Dataset records on visual material:
· · ·

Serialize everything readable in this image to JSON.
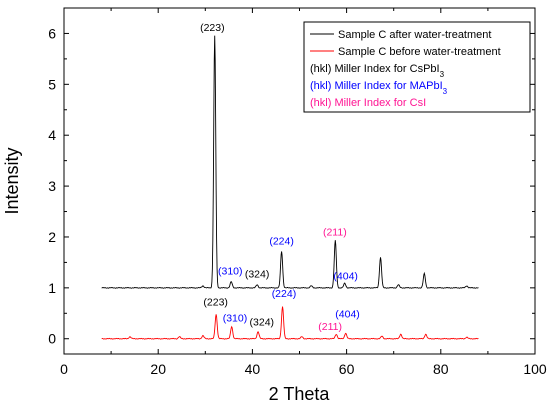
{
  "chart_data": {
    "type": "line",
    "xlabel": "2 Theta",
    "ylabel": "Intensity",
    "xlim": [
      0,
      100
    ],
    "ylim": [
      -0.3,
      6.5
    ],
    "xticks": [
      0,
      20,
      40,
      60,
      80,
      100
    ],
    "yticks": [
      0,
      1,
      2,
      3,
      4,
      5,
      6
    ],
    "grid": false,
    "legend_position": "top-right",
    "legend": [
      {
        "text": "Sample C after water-treatment",
        "color": "#000000",
        "kind": "line"
      },
      {
        "text": "Sample C before water-treatment",
        "color": "#ff0000",
        "kind": "line"
      },
      {
        "text": "(hkl)  Miller Index for CsPbI",
        "sub": "3",
        "color": "#000000",
        "kind": "text"
      },
      {
        "text": "(hkl)  Miller Index for MAPbI",
        "sub": "3",
        "color": "#0000ff",
        "kind": "text"
      },
      {
        "text": "(hkl)  Miller Index for CsI",
        "sub": "",
        "color": "#ff1493",
        "kind": "text"
      }
    ],
    "series": [
      {
        "name": "Sample C after water-treatment",
        "color": "#000000",
        "baseline": 1.0,
        "x_start": 8,
        "x_end": 88,
        "peaks": [
          {
            "x": 29.5,
            "y": 0.04
          },
          {
            "x": 32.0,
            "y": 4.95
          },
          {
            "x": 35.5,
            "y": 0.12
          },
          {
            "x": 41.0,
            "y": 0.06
          },
          {
            "x": 46.2,
            "y": 0.72
          },
          {
            "x": 52.5,
            "y": 0.04
          },
          {
            "x": 57.6,
            "y": 0.93
          },
          {
            "x": 59.6,
            "y": 0.09
          },
          {
            "x": 67.2,
            "y": 0.6
          },
          {
            "x": 71.0,
            "y": 0.06
          },
          {
            "x": 76.5,
            "y": 0.28
          },
          {
            "x": 85.5,
            "y": 0.04
          }
        ]
      },
      {
        "name": "Sample C before water-treatment",
        "color": "#ff0000",
        "baseline": 0.0,
        "x_start": 8,
        "x_end": 88,
        "peaks": [
          {
            "x": 14.0,
            "y": 0.04
          },
          {
            "x": 24.5,
            "y": 0.04
          },
          {
            "x": 29.5,
            "y": 0.06
          },
          {
            "x": 32.3,
            "y": 0.48
          },
          {
            "x": 35.6,
            "y": 0.24
          },
          {
            "x": 41.2,
            "y": 0.14
          },
          {
            "x": 46.4,
            "y": 0.63
          },
          {
            "x": 50.5,
            "y": 0.04
          },
          {
            "x": 57.8,
            "y": 0.09
          },
          {
            "x": 59.8,
            "y": 0.11
          },
          {
            "x": 67.5,
            "y": 0.05
          },
          {
            "x": 71.5,
            "y": 0.09
          },
          {
            "x": 76.8,
            "y": 0.09
          },
          {
            "x": 85.5,
            "y": 0.03
          }
        ]
      }
    ],
    "annotations": [
      {
        "text": "(223)",
        "x": 31.5,
        "y": 6.05,
        "color": "#000000"
      },
      {
        "text": "(310)",
        "x": 35.3,
        "y": 1.26,
        "color": "#0000ff"
      },
      {
        "text": "(324)",
        "x": 41.0,
        "y": 1.2,
        "color": "#000000"
      },
      {
        "text": "(224)",
        "x": 46.2,
        "y": 1.85,
        "color": "#0000ff"
      },
      {
        "text": "(211)",
        "x": 57.5,
        "y": 2.03,
        "color": "#ff1493"
      },
      {
        "text": "(404)",
        "x": 59.8,
        "y": 1.16,
        "color": "#0000ff"
      },
      {
        "text": "(223)",
        "x": 32.2,
        "y": 0.65,
        "color": "#000000"
      },
      {
        "text": "(310)",
        "x": 36.3,
        "y": 0.34,
        "color": "#0000ff"
      },
      {
        "text": "(324)",
        "x": 42.0,
        "y": 0.26,
        "color": "#000000"
      },
      {
        "text": "(224)",
        "x": 46.7,
        "y": 0.82,
        "color": "#0000ff"
      },
      {
        "text": "(211)",
        "x": 56.5,
        "y": 0.17,
        "color": "#ff1493"
      },
      {
        "text": "(404)",
        "x": 60.2,
        "y": 0.42,
        "color": "#0000ff"
      }
    ]
  }
}
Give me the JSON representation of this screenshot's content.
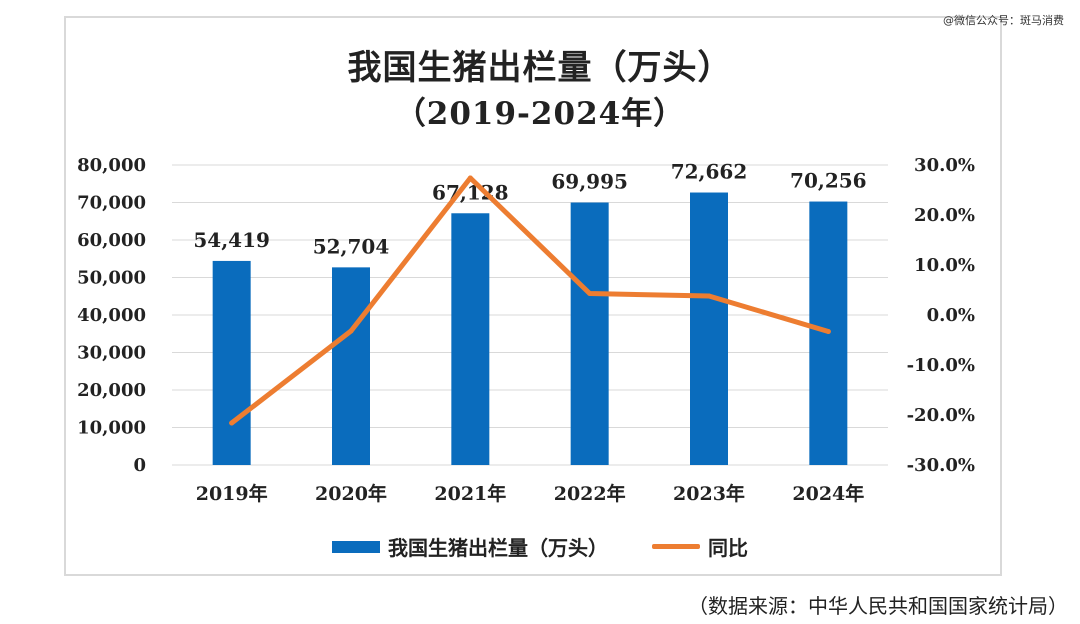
{
  "watermark": "@微信公众号：斑马消费",
  "title": "我国生猪出栏量（万头）",
  "subtitle": "（2019-2024年）",
  "source": "（数据来源：中华人民共和国国家统计局）",
  "colors": {
    "bar": "#0a6cbd",
    "line": "#ed7d31",
    "grid": "#d9d9d9",
    "text": "#222222"
  },
  "chart_data": {
    "type": "bar",
    "categories": [
      "2019年",
      "2020年",
      "2021年",
      "2022年",
      "2023年",
      "2024年"
    ],
    "series": [
      {
        "name": "我国生猪出栏量（万头）",
        "type": "bar",
        "axis": "left",
        "values": [
          54419,
          52704,
          67128,
          69995,
          72662,
          70256
        ],
        "labels": [
          "54,419",
          "52,704",
          "67,128",
          "69,995",
          "72,662",
          "70,256"
        ]
      },
      {
        "name": "同比",
        "type": "line",
        "axis": "right",
        "values": [
          -21.6,
          -3.2,
          27.4,
          4.3,
          3.8,
          -3.3
        ]
      }
    ],
    "y_left": {
      "ylim": [
        0,
        80000
      ],
      "ticks": [
        0,
        10000,
        20000,
        30000,
        40000,
        50000,
        60000,
        70000,
        80000
      ],
      "tick_labels": [
        "0",
        "10,000",
        "20,000",
        "30,000",
        "40,000",
        "50,000",
        "60,000",
        "70,000",
        "80,000"
      ]
    },
    "y_right": {
      "ylim": [
        -30,
        30
      ],
      "ticks": [
        -30,
        -20,
        -10,
        0,
        10,
        20,
        30
      ],
      "tick_labels": [
        "-30.0%",
        "-20.0%",
        "-10.0%",
        "0.0%",
        "10.0%",
        "20.0%",
        "30.0%"
      ]
    },
    "grid": true,
    "legend": "bottom"
  }
}
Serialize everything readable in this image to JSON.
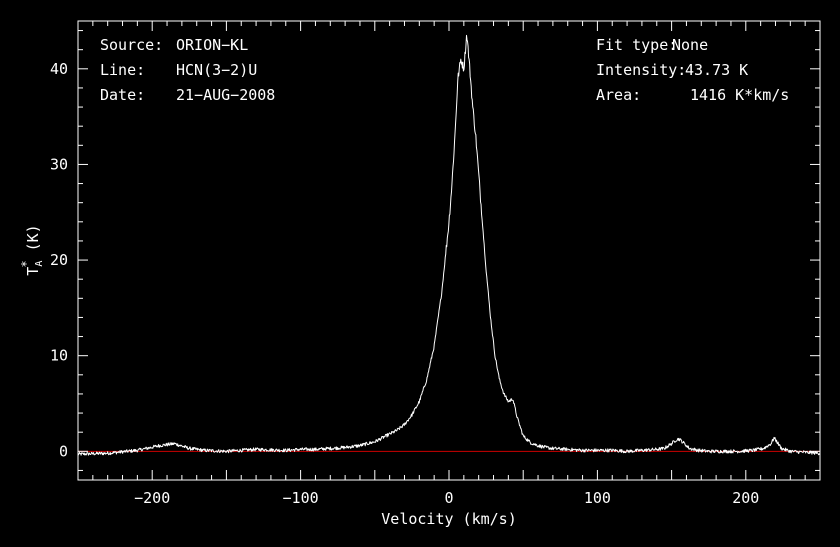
{
  "chart_data": {
    "type": "line",
    "xlabel": "Velocity (km/s)",
    "ylabel": {
      "main": "T",
      "sub": "A",
      "sup": "*",
      "unit": " (K)"
    },
    "xlim": [
      -250,
      250
    ],
    "ylim": [
      -3,
      45
    ],
    "x_ticks": [
      -200,
      -100,
      0,
      100,
      200
    ],
    "x_tick_labels": [
      "−200",
      "−100",
      "0",
      "100",
      "200"
    ],
    "y_ticks": [
      0,
      10,
      20,
      30,
      40
    ],
    "y_tick_labels": [
      "0",
      "10",
      "20",
      "30",
      "40"
    ],
    "grid": false,
    "colors": {
      "background": "#000000",
      "spectrum": "#ffffff",
      "baseline": "#cc0000",
      "axes": "#ffffff"
    },
    "baseline_y": 0,
    "series": [
      {
        "color": "#ffffff",
        "x": [
          -250,
          -230,
          -210,
          -195,
          -185,
          -175,
          -165,
          -150,
          -130,
          -110,
          -100,
          -90,
          -80,
          -70,
          -60,
          -50,
          -45,
          -40,
          -35,
          -30,
          -25,
          -20,
          -15,
          -10,
          -5,
          0,
          2,
          4,
          6,
          8,
          10,
          12,
          14,
          16,
          18,
          20,
          22,
          25,
          28,
          31,
          34,
          37,
          40,
          43,
          46,
          50,
          55,
          60,
          65,
          70,
          80,
          90,
          100,
          110,
          120,
          130,
          140,
          145,
          150,
          153,
          155,
          158,
          162,
          168,
          175,
          185,
          195,
          205,
          212,
          217,
          219,
          221,
          224,
          230,
          240,
          250
        ],
        "y": [
          -0.3,
          -0.2,
          0.1,
          0.6,
          0.8,
          0.3,
          0.1,
          0.0,
          0.2,
          0.1,
          0.2,
          0.2,
          0.3,
          0.4,
          0.6,
          1.0,
          1.4,
          1.8,
          2.2,
          2.8,
          3.8,
          5.2,
          7.5,
          11.0,
          16.5,
          24.0,
          28.0,
          33.0,
          39.0,
          41.0,
          40.0,
          43.7,
          40.0,
          36.0,
          33.0,
          29.0,
          25.0,
          19.0,
          14.0,
          10.0,
          7.5,
          6.0,
          5.2,
          5.5,
          3.5,
          1.6,
          0.9,
          0.6,
          0.4,
          0.3,
          0.2,
          0.1,
          0.1,
          0.1,
          0.0,
          0.1,
          0.2,
          0.3,
          0.8,
          1.2,
          1.3,
          0.9,
          0.3,
          0.1,
          0.0,
          0.0,
          0.0,
          0.1,
          0.3,
          0.8,
          1.4,
          1.0,
          0.3,
          0.0,
          -0.1,
          -0.2
        ]
      }
    ]
  },
  "annotations": {
    "left": [
      {
        "label": "Source:",
        "value": "ORION−KL"
      },
      {
        "label": "Line:",
        "value": "HCN(3−2)U"
      },
      {
        "label": "Date:",
        "value": "21−AUG−2008"
      }
    ],
    "right": [
      {
        "label": "Fit type:",
        "value": "None"
      },
      {
        "label": "Intensity:",
        "value": "43.73 K"
      },
      {
        "label": "Area:",
        "value": "1416 K*km/s"
      }
    ]
  }
}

· · ·

#### EXERCISE OBJECTIVE
Take every line containing the word "treatment" and copy it.

#### OUTPUT OF THE EXERCISE
        "text": "Sample C after water-treatment",
        "text": "Sample C before water-treatment",
        "name": "Sample C after water-treatment",
        "name": "Sample C before water-treatment",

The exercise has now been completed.